Word for word, print each line of the listing below; pictures stay out.
::: Data entries
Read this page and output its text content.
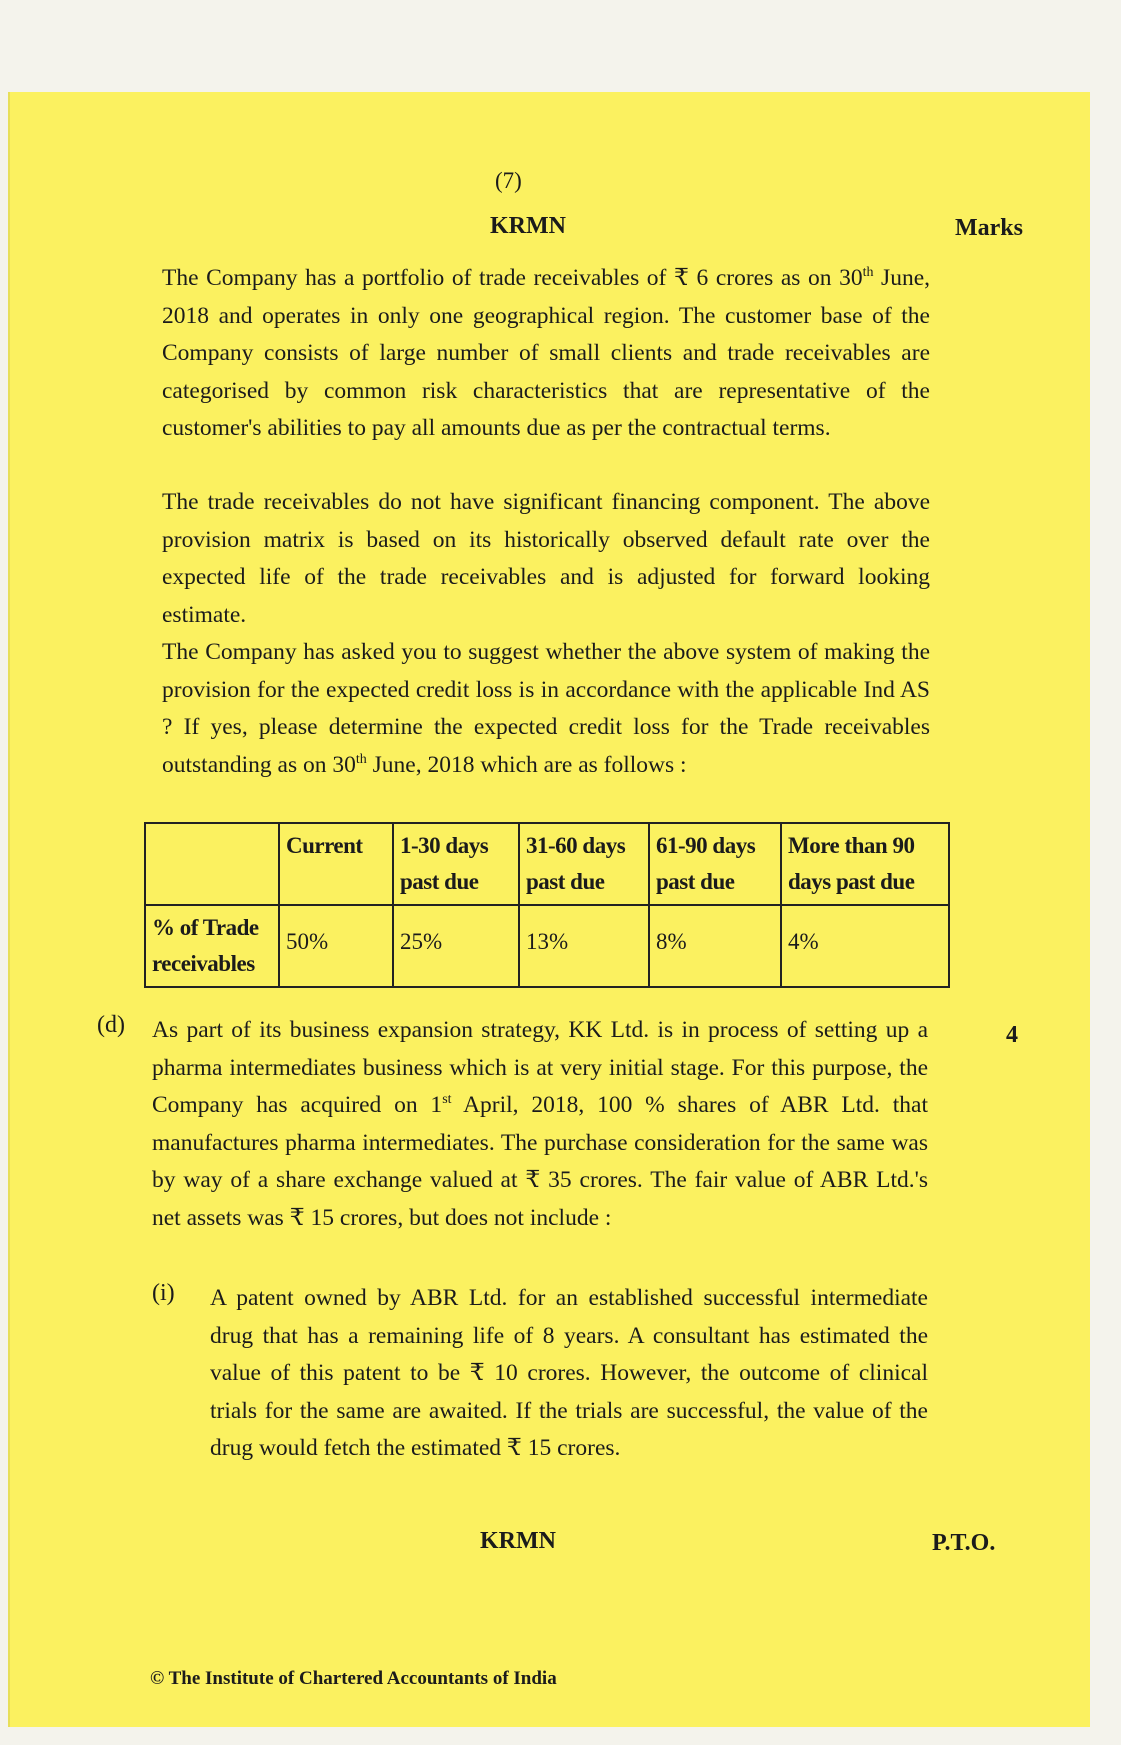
(7)
KRMN	Marks
The Company has a portfolio of trade receivables of ₹ 6 crores as on 30th June, 2018 and operates in only one geographical region. The customer base of the Company consists of large number of small clients and trade receivables are categorised by common risk characteristics that are representative of the customer's abilities to pay all amounts due as per the contractual terms.
The trade receivables do not have significant financing component. The above provision matrix is based on its historically observed default rate over the expected life of the trade receivables and is adjusted for forward looking estimate.
The Company has asked you to suggest whether the above system of making the provision for the expected credit loss is in accordance with the applicable Ind AS ? If yes, please determine the expected credit loss for the Trade receivables outstanding as on 30th June, 2018 which are as follows :
	Current	1-30 days past due	31-60 days past due	61-90 days past due	More than 90 days past due
% of Trade receivables	50%	25%	13%	8%	4%
(d)	4
As part of its business expansion strategy, KK Ltd. is in process of setting up a pharma intermediates business which is at very initial stage. For this purpose, the Company has acquired on 1st April, 2018, 100 % shares of ABR Ltd. that manufactures pharma intermediates. The purchase consideration for the same was by way of a share exchange valued at ₹ 35 crores. The fair value of ABR Ltd.'s net assets was ₹ 15 crores, but does not include :
(i) A patent owned by ABR Ltd. for an established successful intermediate drug that has a remaining life of 8 years. A consultant has estimated the value of this patent to be ₹ 10 crores. However, the outcome of clinical trials for the same are awaited. If the trials are successful, the value of the drug would fetch the estimated ₹ 15 crores.
KRMN	P.T.O.
© The Institute of Chartered Accountants of India
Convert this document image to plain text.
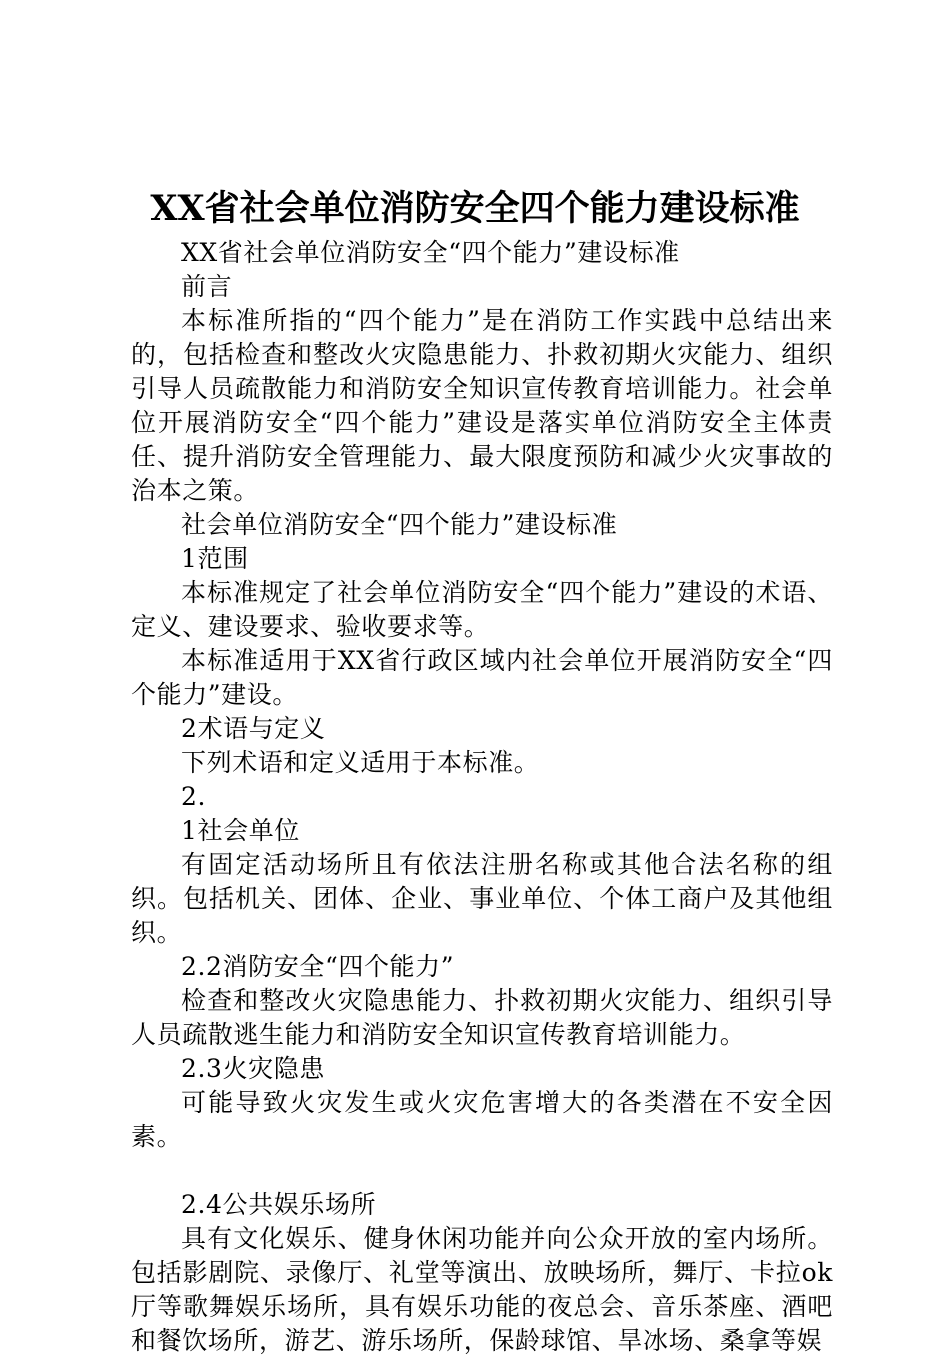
XX省社会单位消防安全四个能力建设标准

XX省社会单位消防安全“四个能力”建设标准

前言

本标准所指的“四个能力”是在消防工作实践中总结出来的，包括检查和整改火灾隐患能力、扑救初期火灾能力、组织引导人员疏散能力和消防安全知识宣传教育培训能力。社会单位开展消防安全“四个能力”建设是落实单位消防安全主体责任、提升消防安全管理能力、最大限度预防和减少火灾事故的治本之策。

社会单位消防安全“四个能力”建设标准

1范围

本标准规定了社会单位消防安全“四个能力”建设的术语、定义、建设要求、验收要求等。

本标准适用于XX省行政区域内社会单位开展消防安全“四个能力”建设。

2术语与定义

下列术语和定义适用于本标准。

2.

1社会单位

有固定活动场所且有依法注册名称或其他合法名称的组织。包括机关、团体、企业、事业单位、个体工商户及其他组织。

2.2消防安全“四个能力”

检查和整改火灾隐患能力、扑救初期火灾能力、组织引导人员疏散逃生能力和消防安全知识宣传教育培训能力。

2.3火灾隐患

可能导致火灾发生或火灾危害增大的各类潜在不安全因素。

2.4公共娱乐场所

具有文化娱乐、健身休闲功能并向公众开放的室内场所。包括影剧院、录像厅、礼堂等演出、放映场所，舞厅、卡拉ok厅等歌舞娱乐场所，具有娱乐功能的夜总会、音乐茶座、酒吧和餐饮场所，游艺、游乐场所，保龄球馆、旱冰场、桑拿等娱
::::::
§ Response for this exercise
Read this page and output its text content.
(7)
KRMN	Marks
The Company has a portfolio of trade receivables of ₹ 6 crores as on 30th June, 2018 and operates in only one geographical region. The customer base of the Company consists of large number of small clients and trade receivables are categorised by common risk characteristics that are representative of the customer's abilities to pay all amounts due as per the contractual terms.
The trade receivables do not have significant financing component. The above provision matrix is based on its historically observed default rate over the expected life of the trade receivables and is adjusted for forward looking estimate.
The Company has asked you to suggest whether the above system of making the provision for the expected credit loss is in accordance with the applicable Ind AS ? If yes, please determine the expected credit loss for the Trade receivables outstanding as on 30th June, 2018 which are as follows :
	Current	1-30 days past due	31-60 days past due	61-90 days past due	More than 90 days past due
% of Trade receivables	50%	25%	13%	8%	4%
(d)	4
As part of its business expansion strategy, KK Ltd. is in process of setting up a pharma intermediates business which is at very initial stage. For this purpose, the Company has acquired on 1st April, 2018, 100 % shares of ABR Ltd. that manufactures pharma intermediates. The purchase consideration for the same was by way of a share exchange valued at ₹ 35 crores. The fair value of ABR Ltd.'s net assets was ₹ 15 crores, but does not include :
(i) A patent owned by ABR Ltd. for an established successful intermediate drug that has a remaining life of 8 years. A consultant has estimated the value of this patent to be ₹ 10 crores. However, the outcome of clinical trials for the same are awaited. If the trials are successful, the value of the drug would fetch the estimated ₹ 15 crores.
KRMN	P.T.O.
© The Institute of Chartered Accountants of India
Convert this document image to plain text.
XX省社会单位消防安全四个能力建设标准

XX省社会单位消防安全“四个能力”建设标准

前言

本标准所指的“四个能力”是在消防工作实践中总结出来的，包括检查和整改火灾隐患能力、扑救初期火灾能力、组织引导人员疏散能力和消防安全知识宣传教育培训能力。社会单位开展消防安全“四个能力”建设是落实单位消防安全主体责任、提升消防安全管理能力、最大限度预防和减少火灾事故的治本之策。

社会单位消防安全“四个能力”建设标准

1范围

本标准规定了社会单位消防安全“四个能力”建设的术语、定义、建设要求、验收要求等。

本标准适用于XX省行政区域内社会单位开展消防安全“四个能力”建设。

2术语与定义

下列术语和定义适用于本标准。

2.

1社会单位

有固定活动场所且有依法注册名称或其他合法名称的组织。包括机关、团体、企业、事业单位、个体工商户及其他组织。

2.2消防安全“四个能力”

检查和整改火灾隐患能力、扑救初期火灾能力、组织引导人员疏散逃生能力和消防安全知识宣传教育培训能力。

2.3火灾隐患

可能导致火灾发生或火灾危害增大的各类潜在不安全因素。

2.4公共娱乐场所

具有文化娱乐、健身休闲功能并向公众开放的室内场所。包括影剧院、录像厅、礼堂等演出、放映场所，舞厅、卡拉ok厅等歌舞娱乐场所，具有娱乐功能的夜总会、音乐茶座、酒吧和餐饮场所，游艺、游乐场所，保龄球馆、旱冰场、桑拿等娱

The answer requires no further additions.